◆ Records supplied ◆
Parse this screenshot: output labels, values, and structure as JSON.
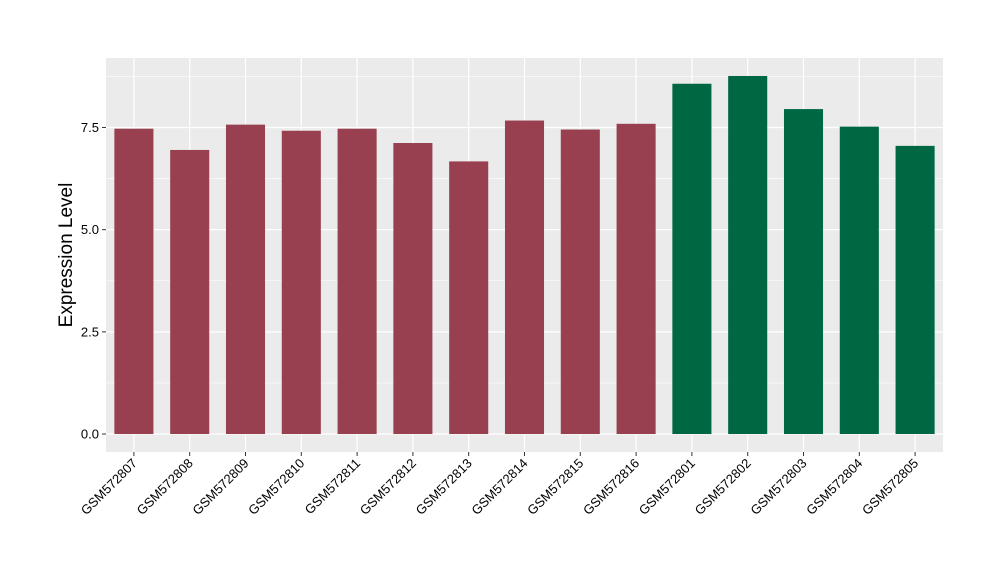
{
  "chart_data": {
    "type": "bar",
    "title": "",
    "xlabel": "",
    "ylabel": "Expression Level",
    "categories": [
      "GSM572807",
      "GSM572808",
      "GSM572809",
      "GSM572810",
      "GSM572811",
      "GSM572812",
      "GSM572813",
      "GSM572814",
      "GSM572815",
      "GSM572816",
      "GSM572801",
      "GSM572802",
      "GSM572803",
      "GSM572804",
      "GSM572805"
    ],
    "values": [
      7.47,
      6.95,
      7.57,
      7.42,
      7.47,
      7.12,
      6.67,
      7.67,
      7.45,
      7.59,
      8.57,
      8.76,
      7.95,
      7.52,
      7.05
    ],
    "bar_colors": [
      "#98404F",
      "#98404F",
      "#98404F",
      "#98404F",
      "#98404F",
      "#98404F",
      "#98404F",
      "#98404F",
      "#98404F",
      "#98404F",
      "#006743",
      "#006743",
      "#006743",
      "#006743",
      "#006743"
    ],
    "ylim": [
      -0.44,
      9.2
    ],
    "yticks": [
      0.0,
      2.5,
      5.0,
      7.5
    ],
    "ytick_labels": [
      "0.0",
      "2.5",
      "5.0",
      "7.5"
    ],
    "grid": true,
    "legend": "none",
    "panel_background": "#EBEBEB",
    "grid_color": "#FFFFFF"
  }
}
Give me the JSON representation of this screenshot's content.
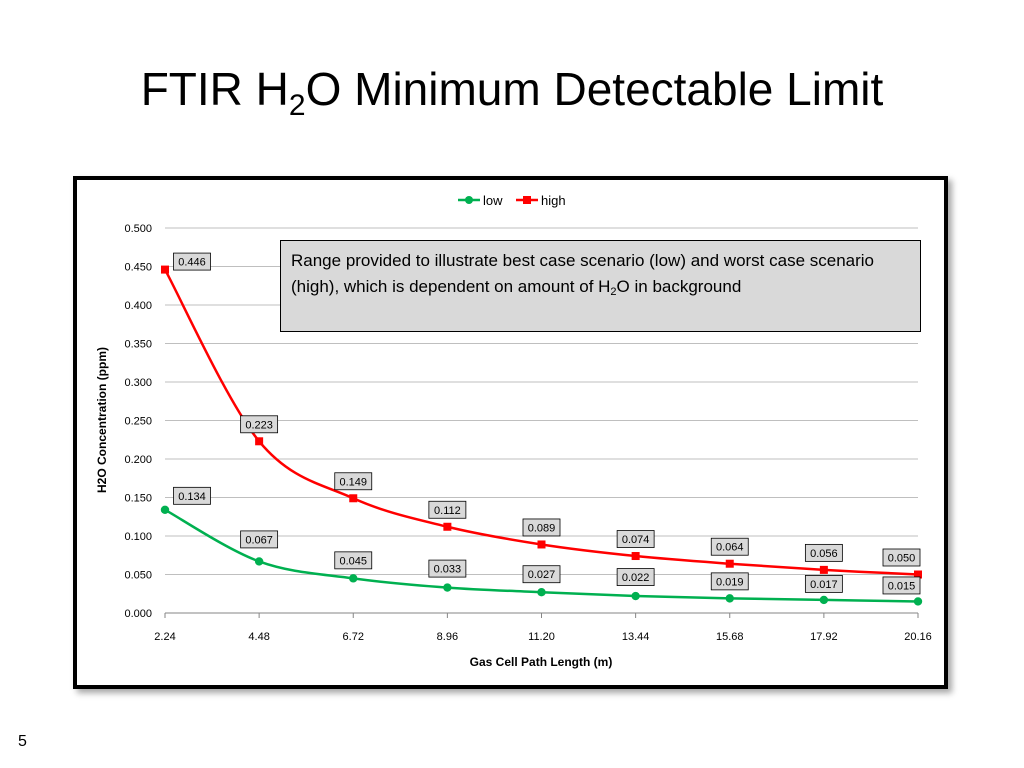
{
  "slide": {
    "title_before": "FTIR H",
    "title_sub": "2",
    "title_after": "O Minimum Detectable Limit",
    "page_number": "5"
  },
  "note": {
    "text_before": "Range provided to illustrate best case scenario (low) and worst case scenario (high), which is dependent on amount of H",
    "text_sub": "2",
    "text_after": "O in background"
  },
  "chart_data": {
    "type": "line",
    "xlabel": "Gas Cell Path Length (m)",
    "ylabel": "H2O Concentration (ppm)",
    "categories": [
      "2.24",
      "4.48",
      "6.72",
      "8.96",
      "11.20",
      "13.44",
      "15.68",
      "17.92",
      "20.16"
    ],
    "x": [
      2.24,
      4.48,
      6.72,
      8.96,
      11.2,
      13.44,
      15.68,
      17.92,
      20.16
    ],
    "ylim": [
      0,
      0.5
    ],
    "yticks": [
      "0.000",
      "0.050",
      "0.100",
      "0.150",
      "0.200",
      "0.250",
      "0.300",
      "0.350",
      "0.400",
      "0.450",
      "0.500"
    ],
    "grid": true,
    "legend_position": "top",
    "series": [
      {
        "name": "low",
        "color": "#00b050",
        "marker": "circle",
        "values": [
          0.134,
          0.067,
          0.045,
          0.033,
          0.027,
          0.022,
          0.019,
          0.017,
          0.015
        ],
        "labels": [
          "0.134",
          "0.067",
          "0.045",
          "0.033",
          "0.027",
          "0.022",
          "0.019",
          "0.017",
          "0.015"
        ]
      },
      {
        "name": "high",
        "color": "#ff0000",
        "marker": "square",
        "values": [
          0.446,
          0.223,
          0.149,
          0.112,
          0.089,
          0.074,
          0.064,
          0.056,
          0.05
        ],
        "labels": [
          "0.446",
          "0.223",
          "0.149",
          "0.112",
          "0.089",
          "0.074",
          "0.064",
          "0.056",
          "0.050"
        ]
      }
    ]
  }
}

◆ Exercise aim ◆
Reproduce the entries above without change, omitting all pictures.

◆ Complete response ◆
Parse this screenshot: output labels, values, and structure as JSON.
{
  "chart_data": {
    "type": "bar",
    "title": "",
    "xlabel": "",
    "ylabel": "Expression Level",
    "categories": [
      "GSM572807",
      "GSM572808",
      "GSM572809",
      "GSM572810",
      "GSM572811",
      "GSM572812",
      "GSM572813",
      "GSM572814",
      "GSM572815",
      "GSM572816",
      "GSM572801",
      "GSM572802",
      "GSM572803",
      "GSM572804",
      "GSM572805"
    ],
    "values": [
      7.47,
      6.95,
      7.57,
      7.42,
      7.47,
      7.12,
      6.67,
      7.67,
      7.45,
      7.59,
      8.57,
      8.76,
      7.95,
      7.52,
      7.05
    ],
    "bar_colors": [
      "#98404F",
      "#98404F",
      "#98404F",
      "#98404F",
      "#98404F",
      "#98404F",
      "#98404F",
      "#98404F",
      "#98404F",
      "#98404F",
      "#006743",
      "#006743",
      "#006743",
      "#006743",
      "#006743"
    ],
    "ylim": [
      -0.44,
      9.2
    ],
    "yticks": [
      0.0,
      2.5,
      5.0,
      7.5
    ],
    "ytick_labels": [
      "0.0",
      "2.5",
      "5.0",
      "7.5"
    ],
    "grid": true,
    "legend": "none",
    "panel_background": "#EBEBEB",
    "grid_color": "#FFFFFF"
  }
}
Give me the JSON representation of this screenshot's content.
{
  "slide": {
    "title_before": "FTIR H",
    "title_sub": "2",
    "title_after": "O Minimum Detectable Limit",
    "page_number": "5"
  },
  "note": {
    "text_before": "Range provided to illustrate best case scenario (low) and worst case scenario (high), which is dependent on amount of H",
    "text_sub": "2",
    "text_after": "O in background"
  },
  "chart_data": {
    "type": "line",
    "xlabel": "Gas Cell Path Length (m)",
    "ylabel": "H2O Concentration (ppm)",
    "categories": [
      "2.24",
      "4.48",
      "6.72",
      "8.96",
      "11.20",
      "13.44",
      "15.68",
      "17.92",
      "20.16"
    ],
    "x": [
      2.24,
      4.48,
      6.72,
      8.96,
      11.2,
      13.44,
      15.68,
      17.92,
      20.16
    ],
    "ylim": [
      0,
      0.5
    ],
    "yticks": [
      "0.000",
      "0.050",
      "0.100",
      "0.150",
      "0.200",
      "0.250",
      "0.300",
      "0.350",
      "0.400",
      "0.450",
      "0.500"
    ],
    "grid": true,
    "legend_position": "top",
    "series": [
      {
        "name": "low",
        "color": "#00b050",
        "marker": "circle",
        "values": [
          0.134,
          0.067,
          0.045,
          0.033,
          0.027,
          0.022,
          0.019,
          0.017,
          0.015
        ],
        "labels": [
          "0.134",
          "0.067",
          "0.045",
          "0.033",
          "0.027",
          "0.022",
          "0.019",
          "0.017",
          "0.015"
        ]
      },
      {
        "name": "high",
        "color": "#ff0000",
        "marker": "square",
        "values": [
          0.446,
          0.223,
          0.149,
          0.112,
          0.089,
          0.074,
          0.064,
          0.056,
          0.05
        ],
        "labels": [
          "0.446",
          "0.223",
          "0.149",
          "0.112",
          "0.089",
          "0.074",
          "0.064",
          "0.056",
          "0.050"
        ]
      }
    ]
  }
}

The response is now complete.